## Instructions to follow
Among the lines of these entries, how many hold the word "early"? State only the number.

## Dataset content

══════════

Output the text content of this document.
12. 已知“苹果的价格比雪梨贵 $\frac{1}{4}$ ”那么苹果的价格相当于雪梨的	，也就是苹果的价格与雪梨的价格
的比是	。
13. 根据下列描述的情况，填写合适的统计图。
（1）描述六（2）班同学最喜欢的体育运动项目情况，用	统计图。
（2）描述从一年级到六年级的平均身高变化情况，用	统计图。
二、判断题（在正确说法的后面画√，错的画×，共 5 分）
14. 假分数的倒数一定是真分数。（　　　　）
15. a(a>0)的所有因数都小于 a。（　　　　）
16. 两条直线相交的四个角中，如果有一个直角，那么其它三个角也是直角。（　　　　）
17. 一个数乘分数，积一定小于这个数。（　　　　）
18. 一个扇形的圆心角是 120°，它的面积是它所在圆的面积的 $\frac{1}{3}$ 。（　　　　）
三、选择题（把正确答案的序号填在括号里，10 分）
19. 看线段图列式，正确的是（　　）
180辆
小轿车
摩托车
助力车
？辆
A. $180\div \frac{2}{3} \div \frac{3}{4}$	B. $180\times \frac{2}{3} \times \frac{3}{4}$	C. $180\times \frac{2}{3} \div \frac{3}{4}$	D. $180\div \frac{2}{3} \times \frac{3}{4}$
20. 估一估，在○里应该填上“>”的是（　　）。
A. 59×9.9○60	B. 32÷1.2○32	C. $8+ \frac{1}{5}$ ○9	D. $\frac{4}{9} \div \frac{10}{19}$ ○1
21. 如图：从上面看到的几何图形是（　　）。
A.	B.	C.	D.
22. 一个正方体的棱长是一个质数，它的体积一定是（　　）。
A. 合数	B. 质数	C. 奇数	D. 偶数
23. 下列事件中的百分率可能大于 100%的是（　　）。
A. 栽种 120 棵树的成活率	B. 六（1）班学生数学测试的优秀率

══════════

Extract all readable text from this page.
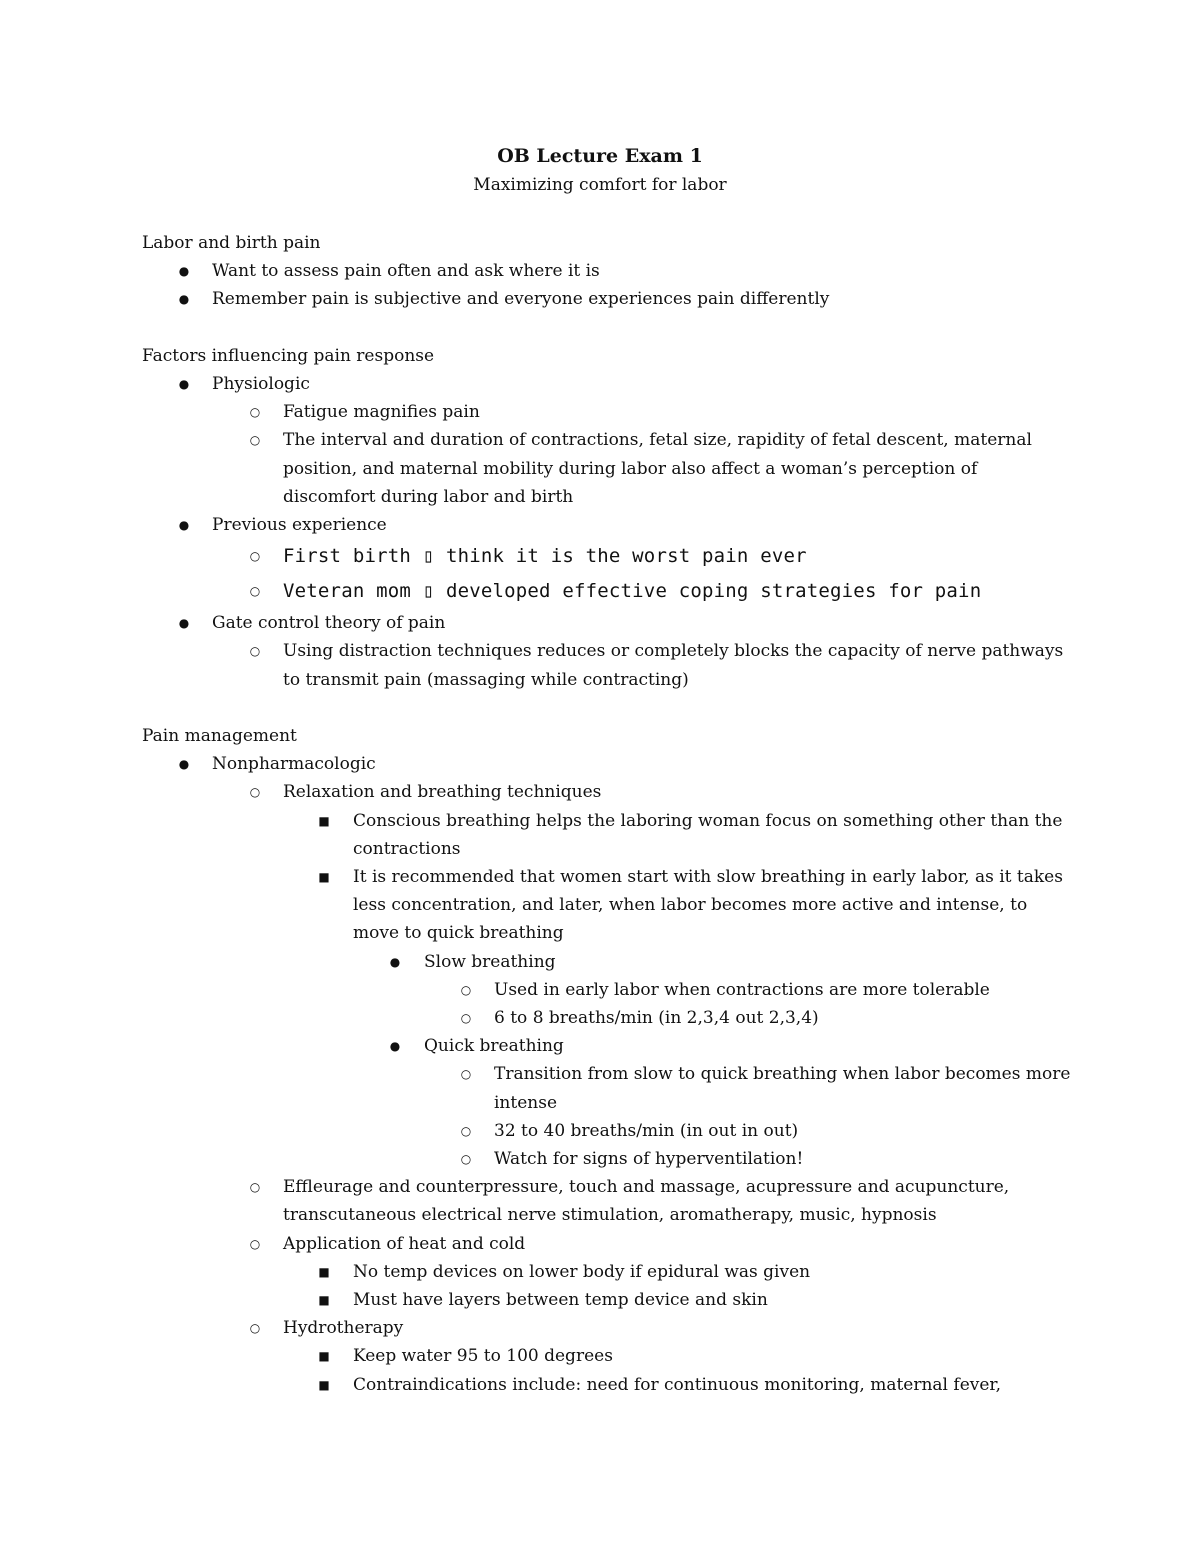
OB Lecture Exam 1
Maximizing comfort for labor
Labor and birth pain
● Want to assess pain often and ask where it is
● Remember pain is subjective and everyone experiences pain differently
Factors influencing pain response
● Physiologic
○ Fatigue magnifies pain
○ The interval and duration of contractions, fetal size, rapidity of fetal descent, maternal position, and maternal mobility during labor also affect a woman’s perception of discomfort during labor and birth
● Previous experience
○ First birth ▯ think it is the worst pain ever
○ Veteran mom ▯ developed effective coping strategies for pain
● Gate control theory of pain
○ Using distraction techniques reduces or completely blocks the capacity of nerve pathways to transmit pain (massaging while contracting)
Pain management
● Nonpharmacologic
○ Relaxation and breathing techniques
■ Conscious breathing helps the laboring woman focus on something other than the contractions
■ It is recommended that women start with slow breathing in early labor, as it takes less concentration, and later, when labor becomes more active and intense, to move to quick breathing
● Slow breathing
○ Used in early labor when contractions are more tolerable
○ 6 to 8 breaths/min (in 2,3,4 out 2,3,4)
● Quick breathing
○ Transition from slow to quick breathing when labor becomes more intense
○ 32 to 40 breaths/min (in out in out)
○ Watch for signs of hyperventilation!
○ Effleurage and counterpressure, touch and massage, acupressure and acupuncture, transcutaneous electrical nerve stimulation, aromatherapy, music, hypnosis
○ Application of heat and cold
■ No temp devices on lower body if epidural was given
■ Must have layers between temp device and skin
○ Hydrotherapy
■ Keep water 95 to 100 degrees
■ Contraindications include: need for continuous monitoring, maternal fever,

══════════

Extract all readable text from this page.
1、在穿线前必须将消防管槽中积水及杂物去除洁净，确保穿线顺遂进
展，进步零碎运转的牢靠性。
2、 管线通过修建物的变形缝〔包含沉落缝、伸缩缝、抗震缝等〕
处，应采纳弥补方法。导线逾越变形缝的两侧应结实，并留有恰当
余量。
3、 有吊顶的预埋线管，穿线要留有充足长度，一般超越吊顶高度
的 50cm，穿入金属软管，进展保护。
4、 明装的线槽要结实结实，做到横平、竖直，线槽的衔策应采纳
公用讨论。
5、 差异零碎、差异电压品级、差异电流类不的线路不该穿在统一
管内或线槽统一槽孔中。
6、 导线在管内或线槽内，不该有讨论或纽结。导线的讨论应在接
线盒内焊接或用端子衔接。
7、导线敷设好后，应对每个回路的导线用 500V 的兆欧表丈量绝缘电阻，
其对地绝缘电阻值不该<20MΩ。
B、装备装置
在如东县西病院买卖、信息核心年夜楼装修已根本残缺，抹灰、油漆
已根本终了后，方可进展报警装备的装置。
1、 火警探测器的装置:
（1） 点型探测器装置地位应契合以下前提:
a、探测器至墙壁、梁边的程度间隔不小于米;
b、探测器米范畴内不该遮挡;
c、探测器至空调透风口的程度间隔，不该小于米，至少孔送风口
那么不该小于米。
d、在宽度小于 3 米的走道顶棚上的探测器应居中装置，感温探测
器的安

══════════

## Solution for this problem
2